• _What to produce_
Copy all lines in which the word "应符合规定" can be found.
>> START
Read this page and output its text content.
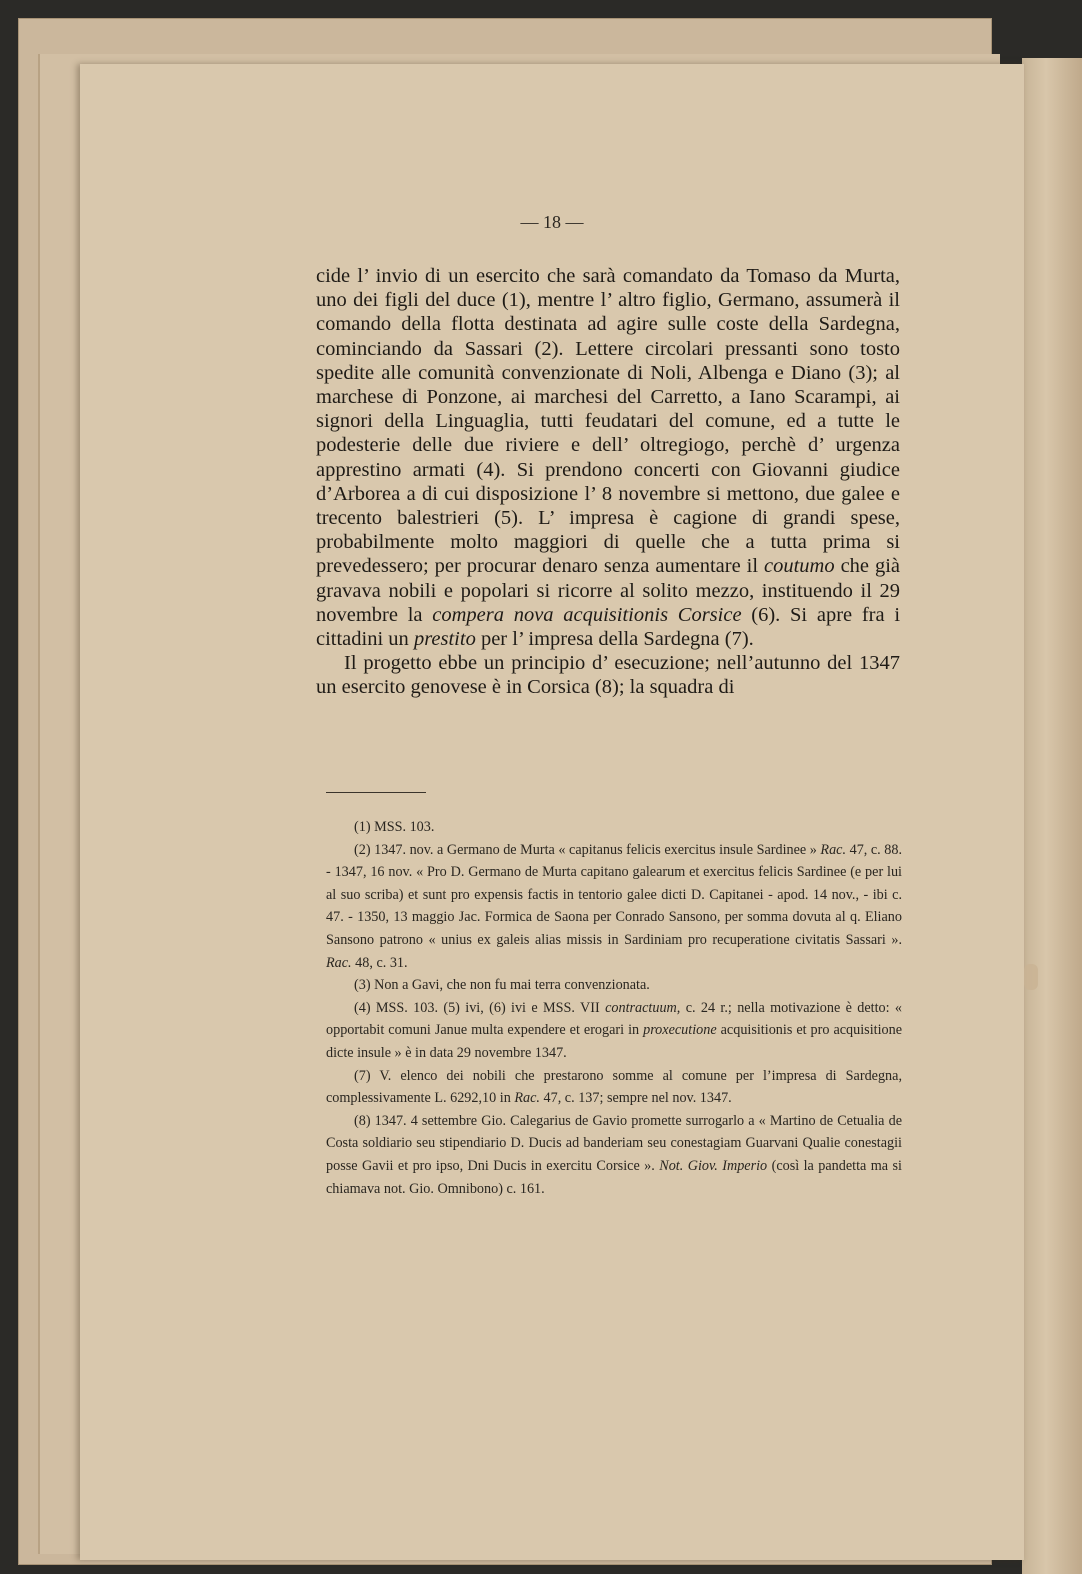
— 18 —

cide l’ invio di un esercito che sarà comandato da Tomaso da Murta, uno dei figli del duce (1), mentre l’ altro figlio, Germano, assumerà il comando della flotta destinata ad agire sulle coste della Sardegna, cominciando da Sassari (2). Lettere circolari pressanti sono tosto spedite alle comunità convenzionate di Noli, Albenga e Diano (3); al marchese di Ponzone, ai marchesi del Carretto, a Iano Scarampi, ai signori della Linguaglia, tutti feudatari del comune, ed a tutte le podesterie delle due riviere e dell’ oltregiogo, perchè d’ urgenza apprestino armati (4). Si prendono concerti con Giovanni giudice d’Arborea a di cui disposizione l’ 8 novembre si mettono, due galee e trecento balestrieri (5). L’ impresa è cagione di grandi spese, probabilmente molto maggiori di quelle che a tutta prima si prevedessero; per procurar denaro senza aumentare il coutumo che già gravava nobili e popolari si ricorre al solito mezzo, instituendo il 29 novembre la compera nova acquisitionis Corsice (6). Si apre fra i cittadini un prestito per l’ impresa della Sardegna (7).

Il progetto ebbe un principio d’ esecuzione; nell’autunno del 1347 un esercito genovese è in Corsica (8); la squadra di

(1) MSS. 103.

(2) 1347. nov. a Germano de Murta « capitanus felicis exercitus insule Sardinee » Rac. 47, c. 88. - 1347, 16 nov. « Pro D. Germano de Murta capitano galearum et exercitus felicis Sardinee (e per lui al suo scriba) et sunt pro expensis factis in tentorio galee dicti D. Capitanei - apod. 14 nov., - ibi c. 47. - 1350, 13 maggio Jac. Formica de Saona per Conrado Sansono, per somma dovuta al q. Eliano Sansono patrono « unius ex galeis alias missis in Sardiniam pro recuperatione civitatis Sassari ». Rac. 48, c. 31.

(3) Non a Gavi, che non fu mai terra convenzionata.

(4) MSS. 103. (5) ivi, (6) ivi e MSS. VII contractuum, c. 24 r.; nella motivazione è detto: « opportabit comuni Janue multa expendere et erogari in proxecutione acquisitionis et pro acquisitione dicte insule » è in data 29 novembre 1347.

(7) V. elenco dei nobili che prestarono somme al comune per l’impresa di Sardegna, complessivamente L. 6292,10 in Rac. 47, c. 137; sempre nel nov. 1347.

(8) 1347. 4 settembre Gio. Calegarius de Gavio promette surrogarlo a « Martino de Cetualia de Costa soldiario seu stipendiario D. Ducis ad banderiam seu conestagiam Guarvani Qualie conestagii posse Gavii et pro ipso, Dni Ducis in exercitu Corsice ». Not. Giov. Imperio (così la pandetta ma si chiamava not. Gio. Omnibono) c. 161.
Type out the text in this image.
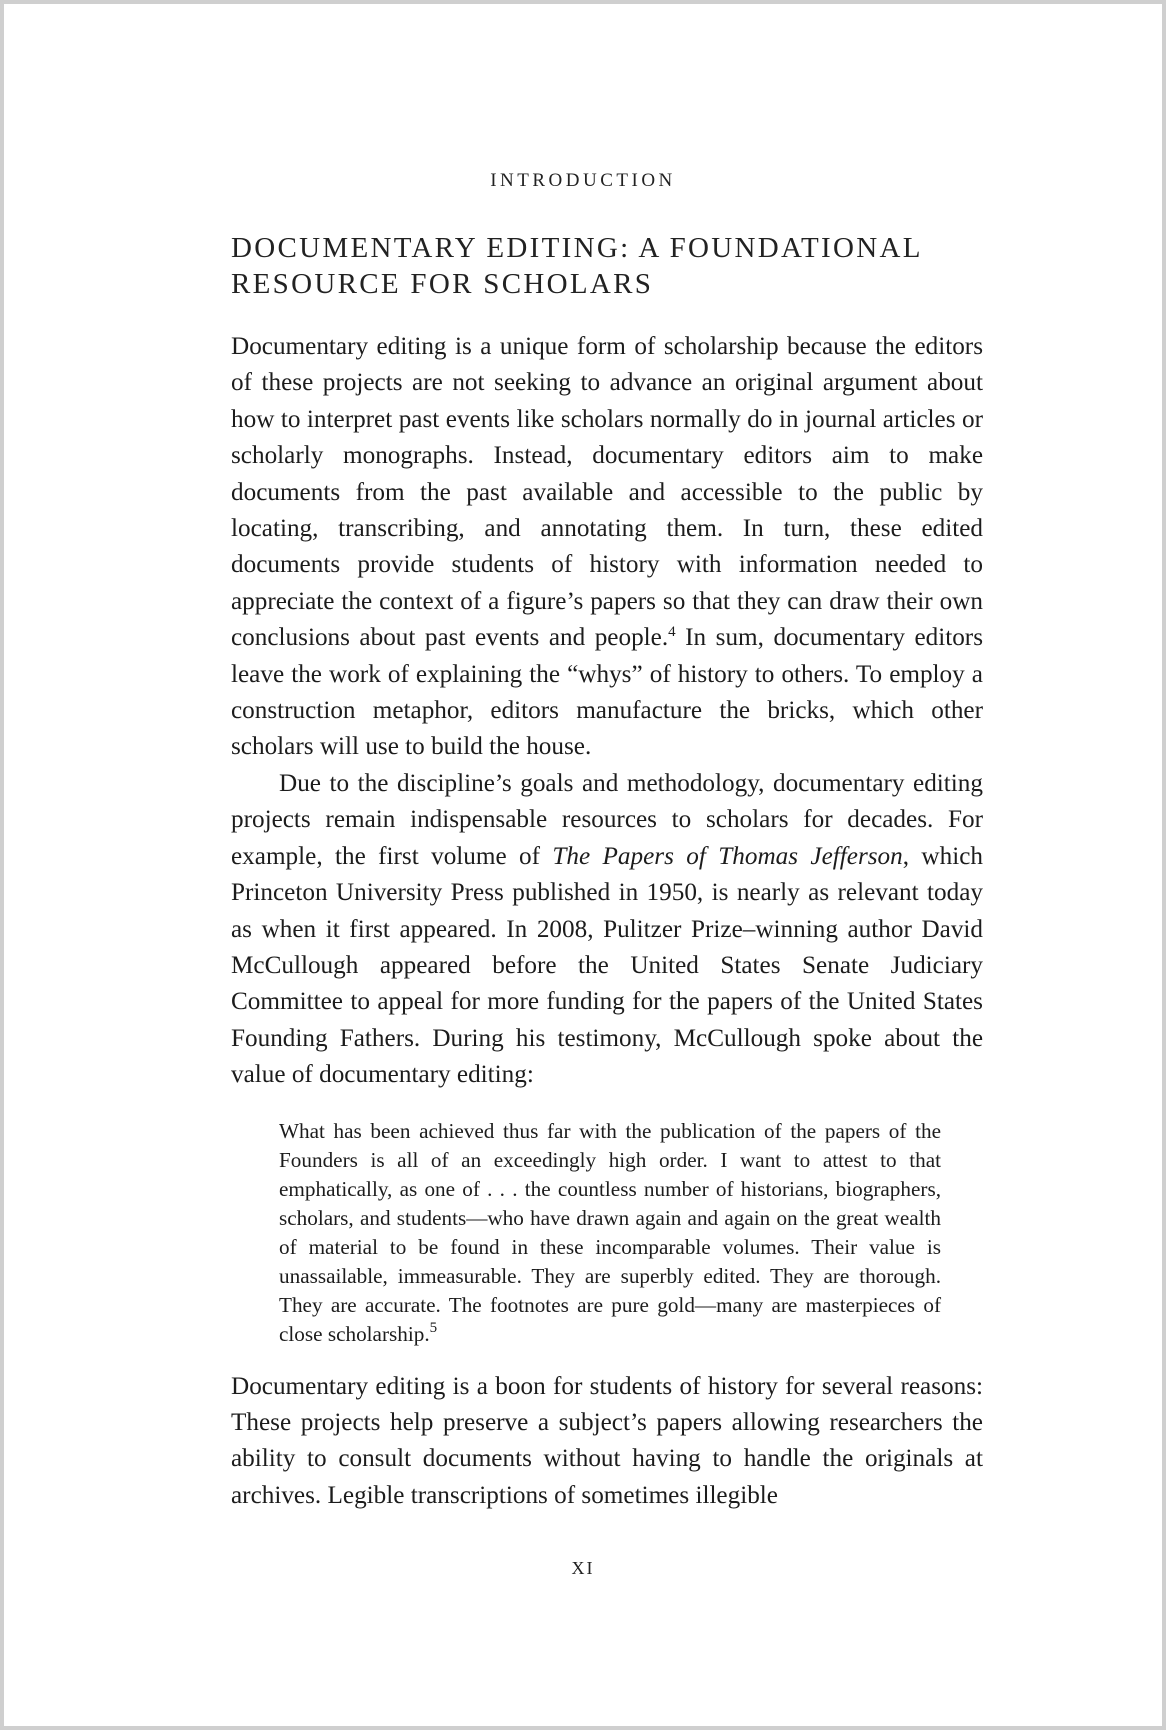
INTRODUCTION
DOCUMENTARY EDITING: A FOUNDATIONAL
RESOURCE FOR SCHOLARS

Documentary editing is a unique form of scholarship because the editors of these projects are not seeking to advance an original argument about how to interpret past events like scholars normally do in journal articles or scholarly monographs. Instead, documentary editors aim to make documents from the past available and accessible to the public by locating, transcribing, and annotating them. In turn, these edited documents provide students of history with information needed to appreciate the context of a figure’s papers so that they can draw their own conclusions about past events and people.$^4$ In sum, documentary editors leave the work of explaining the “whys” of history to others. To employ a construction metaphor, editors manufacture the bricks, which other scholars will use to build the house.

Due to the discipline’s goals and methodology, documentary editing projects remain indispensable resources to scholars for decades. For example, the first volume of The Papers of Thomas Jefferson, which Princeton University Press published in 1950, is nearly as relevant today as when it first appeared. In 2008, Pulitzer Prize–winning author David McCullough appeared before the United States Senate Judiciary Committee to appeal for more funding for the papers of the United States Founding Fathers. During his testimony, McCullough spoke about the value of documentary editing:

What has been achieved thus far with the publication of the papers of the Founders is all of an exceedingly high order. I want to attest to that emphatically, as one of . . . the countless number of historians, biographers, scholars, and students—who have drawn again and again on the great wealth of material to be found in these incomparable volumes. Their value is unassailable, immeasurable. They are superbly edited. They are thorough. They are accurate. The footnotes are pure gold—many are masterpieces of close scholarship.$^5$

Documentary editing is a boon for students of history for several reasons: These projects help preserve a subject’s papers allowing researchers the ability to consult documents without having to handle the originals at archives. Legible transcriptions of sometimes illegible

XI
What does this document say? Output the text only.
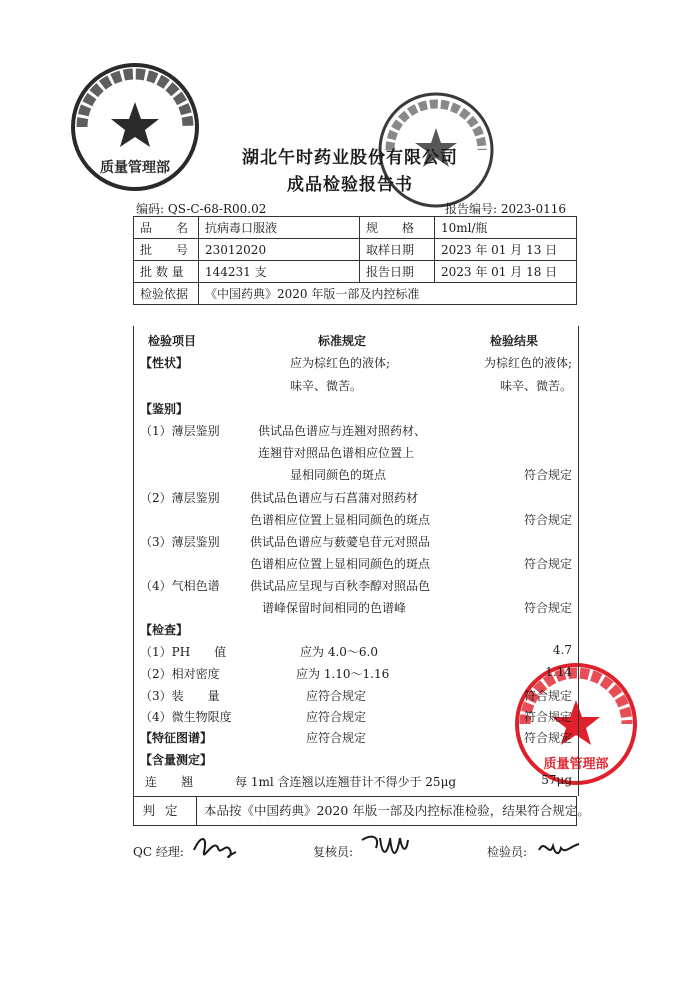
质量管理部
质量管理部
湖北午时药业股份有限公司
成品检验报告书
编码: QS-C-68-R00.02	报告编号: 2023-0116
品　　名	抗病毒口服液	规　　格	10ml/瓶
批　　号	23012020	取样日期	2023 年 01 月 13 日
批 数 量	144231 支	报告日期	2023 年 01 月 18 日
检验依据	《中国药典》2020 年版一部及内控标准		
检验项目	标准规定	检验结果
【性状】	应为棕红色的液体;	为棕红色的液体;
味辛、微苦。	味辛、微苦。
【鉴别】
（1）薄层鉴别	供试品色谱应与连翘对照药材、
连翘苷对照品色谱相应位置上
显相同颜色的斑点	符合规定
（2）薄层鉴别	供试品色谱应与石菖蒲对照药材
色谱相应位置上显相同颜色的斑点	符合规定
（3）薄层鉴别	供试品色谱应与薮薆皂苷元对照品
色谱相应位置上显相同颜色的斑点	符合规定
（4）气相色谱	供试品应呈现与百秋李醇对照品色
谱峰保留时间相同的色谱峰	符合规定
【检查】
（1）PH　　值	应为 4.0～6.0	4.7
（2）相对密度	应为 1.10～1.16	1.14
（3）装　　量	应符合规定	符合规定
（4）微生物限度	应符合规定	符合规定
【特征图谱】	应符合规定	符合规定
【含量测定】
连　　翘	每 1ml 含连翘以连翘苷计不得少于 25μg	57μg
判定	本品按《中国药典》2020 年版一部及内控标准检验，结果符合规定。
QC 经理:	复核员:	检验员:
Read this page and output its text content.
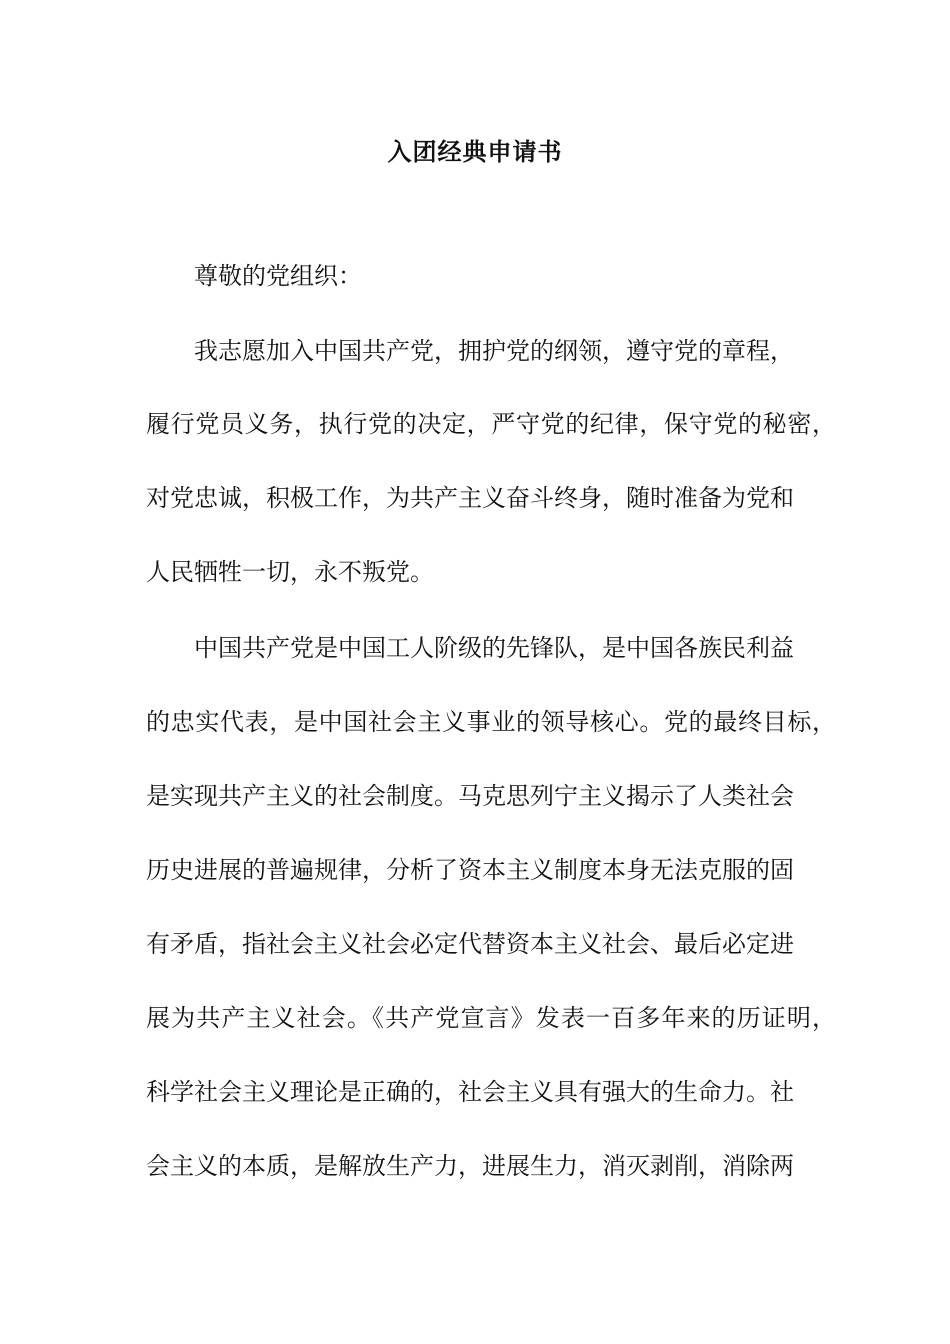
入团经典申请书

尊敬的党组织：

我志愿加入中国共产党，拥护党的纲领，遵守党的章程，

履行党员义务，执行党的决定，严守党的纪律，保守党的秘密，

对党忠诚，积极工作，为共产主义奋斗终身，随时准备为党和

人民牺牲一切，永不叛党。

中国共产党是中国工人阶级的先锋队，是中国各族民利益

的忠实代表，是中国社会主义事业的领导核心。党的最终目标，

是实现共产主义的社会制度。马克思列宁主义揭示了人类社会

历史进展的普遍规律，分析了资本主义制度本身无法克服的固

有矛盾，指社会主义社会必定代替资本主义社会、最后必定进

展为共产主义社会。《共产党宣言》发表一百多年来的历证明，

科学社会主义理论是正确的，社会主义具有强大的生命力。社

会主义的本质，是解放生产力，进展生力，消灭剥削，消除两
>> END
• _Final result_
（3）装　　量	应符合规定	符合规定
（4）微生物限度	应符合规定	符合规定
【特征图谱】	应符合规定	符合规定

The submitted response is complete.